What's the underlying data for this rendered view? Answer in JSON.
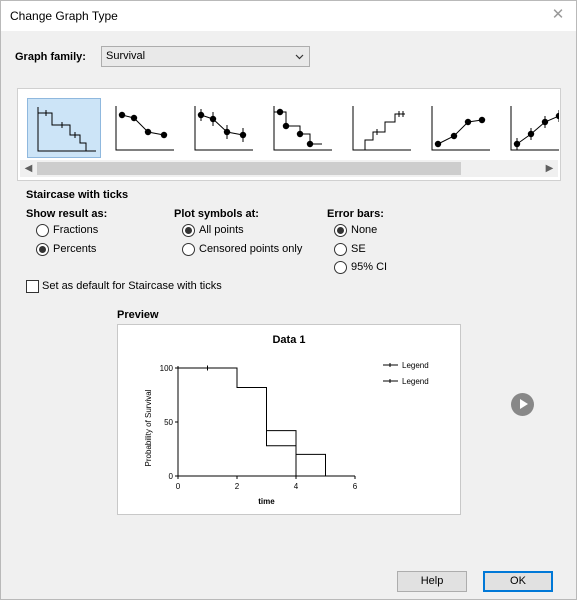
{
  "window": {
    "title": "Change Graph Type",
    "close_glyph": "✕"
  },
  "graph_family": {
    "label": "Graph family:",
    "value": "Survival"
  },
  "section_title": "Staircase with ticks",
  "thumbnails": [
    {
      "name": "staircase-with-ticks",
      "selected": true
    },
    {
      "name": "points-connected",
      "selected": false
    },
    {
      "name": "points-with-error-bars",
      "selected": false
    },
    {
      "name": "staircase-with-points",
      "selected": false
    },
    {
      "name": "staircase-rising-with-ticks",
      "selected": false
    },
    {
      "name": "points-rising",
      "selected": false
    },
    {
      "name": "points-rising-with-error-bars",
      "selected": false
    }
  ],
  "show_result": {
    "label": "Show result as:",
    "options": [
      {
        "label": "Fractions",
        "checked": false
      },
      {
        "label": "Percents",
        "checked": true
      }
    ]
  },
  "plot_symbols": {
    "label": "Plot symbols at:",
    "options": [
      {
        "label": "All points",
        "checked": true
      },
      {
        "label": "Censored points only",
        "checked": false
      }
    ]
  },
  "error_bars": {
    "label": "Error bars:",
    "options": [
      {
        "label": "None",
        "checked": true
      },
      {
        "label": "SE",
        "checked": false
      },
      {
        "label": "95% CI",
        "checked": false
      }
    ]
  },
  "default_checkbox": {
    "label": "Set as default for Staircase with ticks",
    "checked": false
  },
  "preview": {
    "label": "Preview",
    "chart_data": {
      "type": "line",
      "title": "Data 1",
      "xlabel": "time",
      "ylabel": "Probability of Survival",
      "xlim": [
        0,
        6
      ],
      "ylim": [
        0,
        100
      ],
      "xticks": [
        "0",
        "2",
        "4",
        "6"
      ],
      "yticks": [
        "0",
        "50",
        "100"
      ],
      "series": [
        {
          "name": "Legend",
          "steps": [
            [
              0,
              100
            ],
            [
              2,
              100
            ],
            [
              2,
              82
            ],
            [
              3,
              82
            ],
            [
              3,
              28
            ],
            [
              4,
              28
            ],
            [
              4,
              0
            ]
          ],
          "ticks": [
            [
              1,
              100
            ]
          ]
        },
        {
          "name": "Legend",
          "steps": [
            [
              0,
              100
            ],
            [
              2,
              100
            ],
            [
              2,
              82
            ],
            [
              3,
              82
            ],
            [
              3,
              42
            ],
            [
              4,
              42
            ],
            [
              4,
              20
            ],
            [
              5,
              20
            ],
            [
              5,
              0
            ]
          ],
          "ticks": []
        }
      ],
      "legend_position": "top-right"
    }
  },
  "buttons": {
    "help": "Help",
    "ok": "OK"
  }
}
^^^^^^^^
*WRITTEN INSTRUCTION:*
Copy out all of the data word for word. Do not carry over any picture.

*ANSWER:*
What's the underlying data for this rendered view? Answer in JSON.
{
  "window": {
    "title": "Change Graph Type",
    "close_glyph": "✕"
  },
  "graph_family": {
    "label": "Graph family:",
    "value": "Survival"
  },
  "section_title": "Staircase with ticks",
  "thumbnails": [
    {
      "name": "staircase-with-ticks",
      "selected": true
    },
    {
      "name": "points-connected",
      "selected": false
    },
    {
      "name": "points-with-error-bars",
      "selected": false
    },
    {
      "name": "staircase-with-points",
      "selected": false
    },
    {
      "name": "staircase-rising-with-ticks",
      "selected": false
    },
    {
      "name": "points-rising",
      "selected": false
    },
    {
      "name": "points-rising-with-error-bars",
      "selected": false
    }
  ],
  "show_result": {
    "label": "Show result as:",
    "options": [
      {
        "label": "Fractions",
        "checked": false
      },
      {
        "label": "Percents",
        "checked": true
      }
    ]
  },
  "plot_symbols": {
    "label": "Plot symbols at:",
    "options": [
      {
        "label": "All points",
        "checked": true
      },
      {
        "label": "Censored points only",
        "checked": false
      }
    ]
  },
  "error_bars": {
    "label": "Error bars:",
    "options": [
      {
        "label": "None",
        "checked": true
      },
      {
        "label": "SE",
        "checked": false
      },
      {
        "label": "95% CI",
        "checked": false
      }
    ]
  },
  "default_checkbox": {
    "label": "Set as default for Staircase with ticks",
    "checked": false
  },
  "preview": {
    "label": "Preview",
    "chart_data": {
      "type": "line",
      "title": "Data 1",
      "xlabel": "time",
      "ylabel": "Probability of Survival",
      "xlim": [
        0,
        6
      ],
      "ylim": [
        0,
        100
      ],
      "xticks": [
        "0",
        "2",
        "4",
        "6"
      ],
      "yticks": [
        "0",
        "50",
        "100"
      ],
      "series": [
        {
          "name": "Legend",
          "steps": [
            [
              0,
              100
            ],
            [
              2,
              100
            ],
            [
              2,
              82
            ],
            [
              3,
              82
            ],
            [
              3,
              28
            ],
            [
              4,
              28
            ],
            [
              4,
              0
            ]
          ],
          "ticks": [
            [
              1,
              100
            ]
          ]
        },
        {
          "name": "Legend",
          "steps": [
            [
              0,
              100
            ],
            [
              2,
              100
            ],
            [
              2,
              82
            ],
            [
              3,
              82
            ],
            [
              3,
              42
            ],
            [
              4,
              42
            ],
            [
              4,
              20
            ],
            [
              5,
              20
            ],
            [
              5,
              0
            ]
          ],
          "ticks": []
        }
      ],
      "legend_position": "top-right"
    }
  },
  "buttons": {
    "help": "Help",
    "ok": "OK"
  }
}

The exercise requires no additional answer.